*What to do*. Find the lines with "this" in them and copy them out.

Entries from a dataset:
□ □ □ □ □

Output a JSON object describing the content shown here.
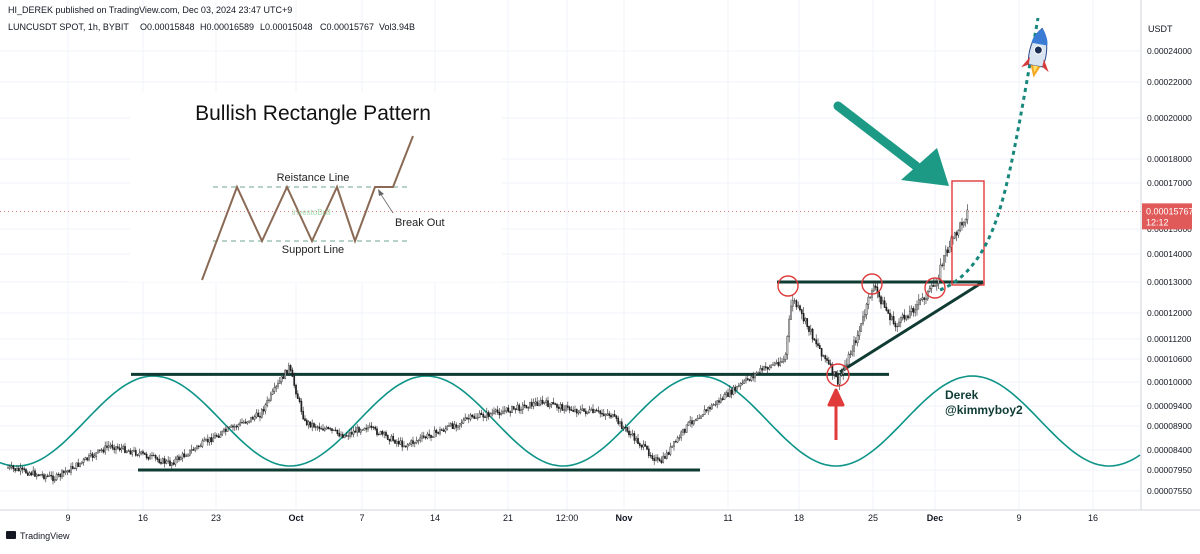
{
  "header": {
    "publisher": "HI_DEREK published on TradingView.com, Dec 03, 2024 23:47 UTC+9",
    "symbol": "LUNCUSDT SPOT, 1h, BYBIT",
    "open": "O0.00015848",
    "high": "H0.00016589",
    "low": "L0.00015048",
    "close": "C0.00015767",
    "volume": "Vol3.94B"
  },
  "price_axis": {
    "currency": "USDT",
    "ticks": [
      {
        "label": "0.00024000",
        "value": 0.00024
      },
      {
        "label": "0.00022000",
        "value": 0.00022
      },
      {
        "label": "0.00020000",
        "value": 0.0002
      },
      {
        "label": "0.00018000",
        "value": 0.00018
      },
      {
        "label": "0.00017000",
        "value": 0.00017
      },
      {
        "label": "0.00015000",
        "value": 0.00015
      },
      {
        "label": "0.00014000",
        "value": 0.00014
      },
      {
        "label": "0.00013000",
        "value": 0.00013
      },
      {
        "label": "0.00012000",
        "value": 0.00012
      },
      {
        "label": "0.00011200",
        "value": 0.000112
      },
      {
        "label": "0.00010600",
        "value": 0.000106
      },
      {
        "label": "0.00010000",
        "value": 0.0001
      },
      {
        "label": "0.00009400",
        "value": 9.4e-05
      },
      {
        "label": "0.00008900",
        "value": 8.9e-05
      },
      {
        "label": "0.00008400",
        "value": 8.4e-05
      },
      {
        "label": "0.00007950",
        "value": 7.95e-05
      },
      {
        "label": "0.00007550",
        "value": 7.55e-05
      }
    ],
    "last_price_label": "0.00015767",
    "last_price_value": 0.00015767,
    "countdown": "12:12"
  },
  "time_axis": {
    "ticks": [
      {
        "label": "9",
        "bold": false
      },
      {
        "label": "16",
        "bold": false
      },
      {
        "label": "23",
        "bold": false
      },
      {
        "label": "Oct",
        "bold": true
      },
      {
        "label": "7",
        "bold": false
      },
      {
        "label": "14",
        "bold": false
      },
      {
        "label": "21",
        "bold": false
      },
      {
        "label": "12:00",
        "bold": false
      },
      {
        "label": "Nov",
        "bold": true
      },
      {
        "label": "11",
        "bold": false
      },
      {
        "label": "18",
        "bold": false
      },
      {
        "label": "25",
        "bold": false
      },
      {
        "label": "Dec",
        "bold": true
      },
      {
        "label": "9",
        "bold": false
      },
      {
        "label": "16",
        "bold": false
      }
    ]
  },
  "inset": {
    "title": "Bullish Rectangle Pattern",
    "resistance_label": "Reistance Line",
    "support_label": "Support Line",
    "breakout_label": "Break Out",
    "watermark": "investoBull"
  },
  "annotation": {
    "author": "Derek",
    "handle": "@kimmyboy2"
  },
  "brand": "TradingView",
  "colors": {
    "up": "#1f1f1f",
    "level_line": "#0f3b33",
    "sine": "#0f9488",
    "projection": "#17877b",
    "big_arrow": "#1c9a85",
    "marker_red": "#e03a3a",
    "price_tag": "#e05a5a"
  },
  "chart_data": {
    "type": "candlestick",
    "symbol": "LUNCUSDT",
    "interval": "1h",
    "exchange": "BYBIT",
    "series": [
      {
        "name": "",
        "x": [
          "Sep 05",
          "Sep 09",
          "Sep 13",
          "Sep 16",
          "Sep 19",
          "Sep 23",
          "Sep 26",
          "Sep 29",
          "Oct 01",
          "Oct 04",
          "Oct 07",
          "Oct 10",
          "Oct 14",
          "Oct 17",
          "Oct 21",
          "Oct 24",
          "Oct 28",
          "Oct 31",
          "Nov 04",
          "Nov 07",
          "Nov 11",
          "Nov 14",
          "Nov 16",
          "Nov 18",
          "Nov 21",
          "Nov 23",
          "Nov 25",
          "Nov 27",
          "Nov 29",
          "Dec 01",
          "Dec 02",
          "Dec 03"
        ],
        "values": [
          8e-05,
          7.8e-05,
          8.5e-05,
          8.3e-05,
          8.1e-05,
          8.7e-05,
          9.2e-05,
          0.000104,
          9e-05,
          8.7e-05,
          8.9e-05,
          8.5e-05,
          8.8e-05,
          9.1e-05,
          9.3e-05,
          9.5e-05,
          9.3e-05,
          9.2e-05,
          8.1e-05,
          9e-05,
          9.7e-05,
          0.000103,
          0.000106,
          0.000125,
          0.0001,
          0.000115,
          0.000129,
          0.000116,
          0.000122,
          0.000129,
          0.00014,
          0.000158
        ]
      }
    ],
    "levels": {
      "rectangle_resistance": 0.000102,
      "rectangle_support": 7.95e-05,
      "new_resistance": 0.00013
    },
    "annotations": [
      "Bullish Rectangle Pattern",
      "Break Out",
      "Derek",
      "@kimmyboy2"
    ],
    "ylim": [
      7e-05,
      0.00026
    ],
    "grid": true,
    "legend": "top-left"
  }
}
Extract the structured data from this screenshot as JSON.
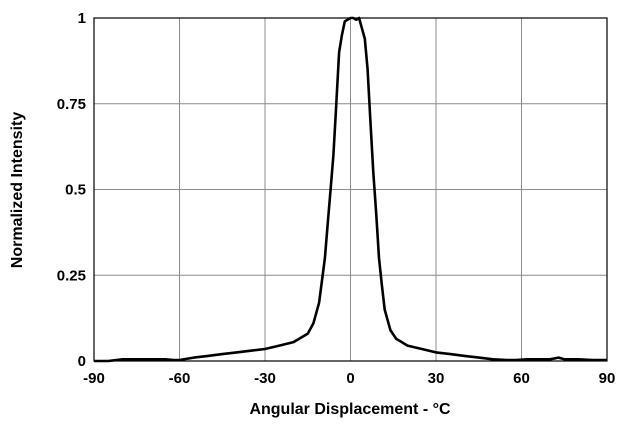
{
  "chart_data": {
    "type": "line",
    "xlabel": "Angular Displacement - °C",
    "ylabel": "Normalized Intensity",
    "xlim": [
      -90,
      90
    ],
    "ylim": [
      0,
      1
    ],
    "xticks": [
      -90,
      -60,
      -30,
      0,
      30,
      60,
      90
    ],
    "xtick_labels": [
      "-90",
      "-60",
      "-30",
      "0",
      "30",
      "60",
      "90"
    ],
    "yticks": [
      0,
      0.25,
      0.5,
      0.75,
      1
    ],
    "ytick_labels": [
      "0",
      "0.25",
      "0.5",
      "0.75",
      "1"
    ],
    "grid": true,
    "legend": "none",
    "line_color": "#000000",
    "series": [
      {
        "x": [
          -90,
          -85,
          -80,
          -70,
          -65,
          -62,
          -60,
          -55,
          -50,
          -45,
          -40,
          -35,
          -30,
          -25,
          -20,
          -18,
          -15,
          -13,
          -11,
          -9,
          -8,
          -7,
          -6,
          -5,
          -4,
          -3,
          -2,
          -1,
          0,
          1,
          2,
          3,
          4,
          5,
          6,
          7,
          8,
          9,
          10,
          11,
          12,
          14,
          16,
          18,
          20,
          25,
          30,
          35,
          40,
          45,
          50,
          55,
          58,
          62,
          70,
          73,
          75,
          78,
          80,
          85,
          90
        ],
        "y": [
          0.0,
          0.0,
          0.005,
          0.005,
          0.005,
          0.003,
          0.003,
          0.01,
          0.015,
          0.02,
          0.025,
          0.03,
          0.035,
          0.045,
          0.055,
          0.065,
          0.08,
          0.11,
          0.17,
          0.3,
          0.4,
          0.5,
          0.6,
          0.75,
          0.9,
          0.95,
          0.99,
          0.995,
          1.0,
          1.0,
          0.995,
          1.0,
          0.97,
          0.94,
          0.85,
          0.7,
          0.55,
          0.43,
          0.3,
          0.22,
          0.15,
          0.09,
          0.065,
          0.055,
          0.045,
          0.035,
          0.025,
          0.02,
          0.015,
          0.01,
          0.005,
          0.003,
          0.003,
          0.005,
          0.005,
          0.01,
          0.005,
          0.005,
          0.005,
          0.003,
          0.003
        ]
      }
    ]
  }
}
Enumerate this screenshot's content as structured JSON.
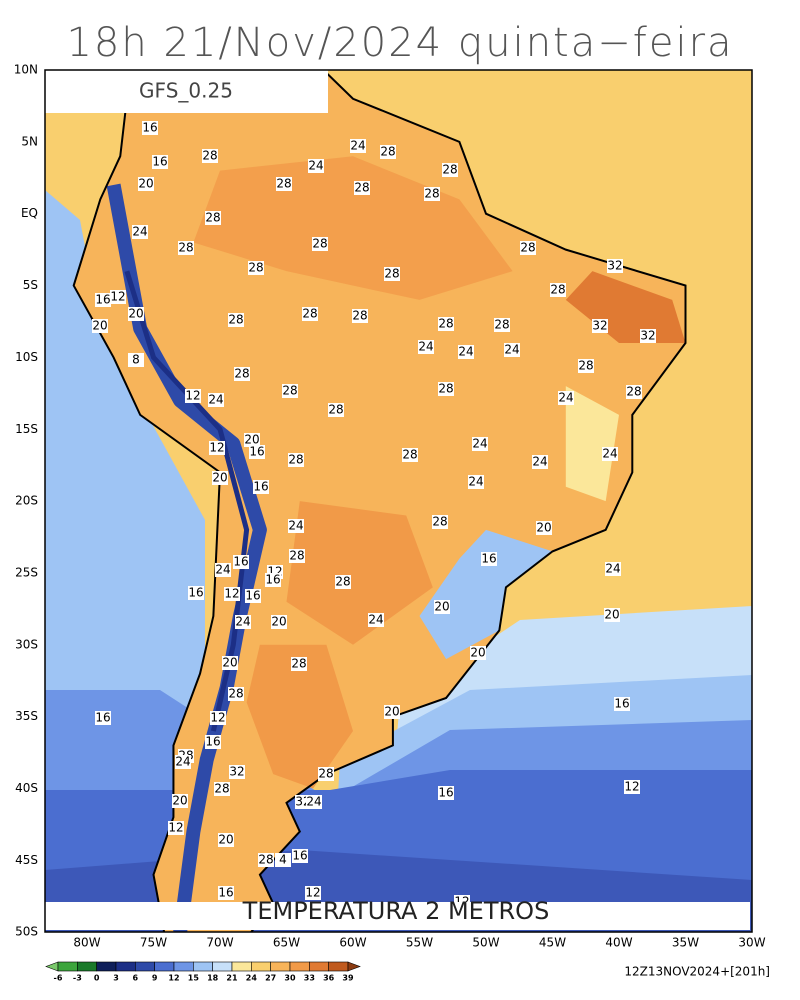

□ □ □ □ □

*Finished answer*.
Extract the structured data from this screenshot as JSON.
Enumerate this screenshot's content as structured JSON.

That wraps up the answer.